> [Data extract]:
----------------

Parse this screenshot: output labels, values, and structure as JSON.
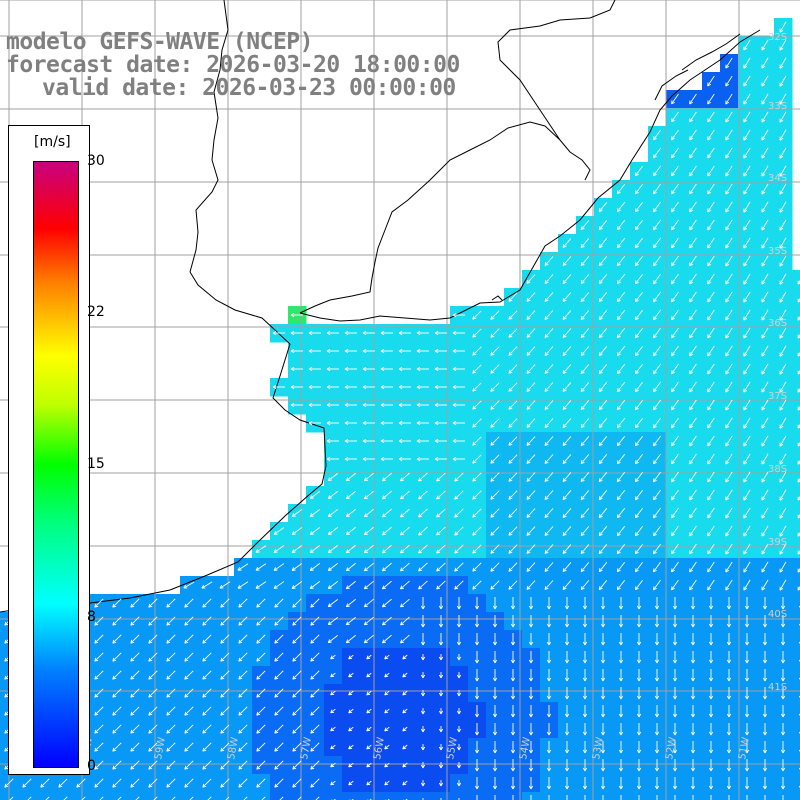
{
  "header": {
    "title_line_1": "modelo GEFS-WAVE (NCEP)",
    "title_line_2": "forecast date: 2026-03-20 18:00:00",
    "title_line_3": "valid date: 2026-03-23 00:00:00"
  },
  "colorbar": {
    "unit": "[m/s]",
    "ticks": [
      {
        "label": "30",
        "value": 30
      },
      {
        "label": "22",
        "value": 22
      },
      {
        "label": "15",
        "value": 15
      },
      {
        "label": "8",
        "value": 8
      },
      {
        "label": "0",
        "value": 0
      }
    ],
    "min": 0,
    "max": 30
  },
  "axes": {
    "lat_labels": [
      "32S",
      "33S",
      "34S",
      "35S",
      "36S",
      "37S",
      "38S",
      "39S",
      "40S",
      "41S"
    ],
    "lon_labels": [
      "61W",
      "60W",
      "59W",
      "58W",
      "57W",
      "56W",
      "55W",
      "54W",
      "53W",
      "52W",
      "51W"
    ],
    "grid": true
  },
  "colors": {
    "land": "#ffffff",
    "coast": "#000000",
    "grid": "#a0a0a0",
    "arrow": "#ffffff",
    "title": "#808080"
  },
  "field": {
    "variable": "wind speed and direction",
    "units": "m/s",
    "lat_range": [
      -41.5,
      -31.3
    ],
    "lon_range": [
      -61.4,
      -50.5
    ]
  }
}
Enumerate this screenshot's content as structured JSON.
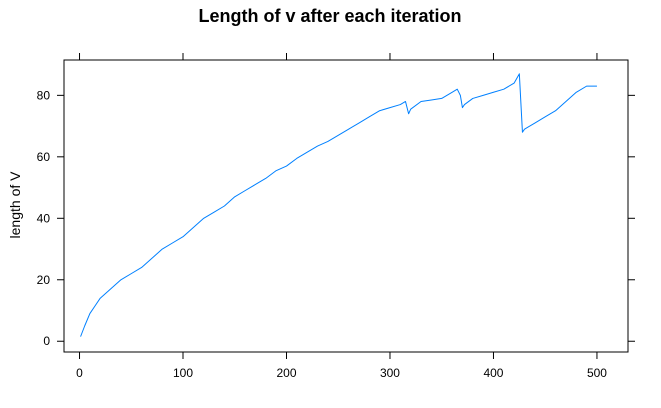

----------------

> [Exercise instructions]: Copy whichever lines in the listing above contain the word "date".

> [Task response]:
    "title_line_2": "forecast date: 2026-03-20 18:00:00",
    "title_line_3": "valid date: 2026-03-23 00:00:00"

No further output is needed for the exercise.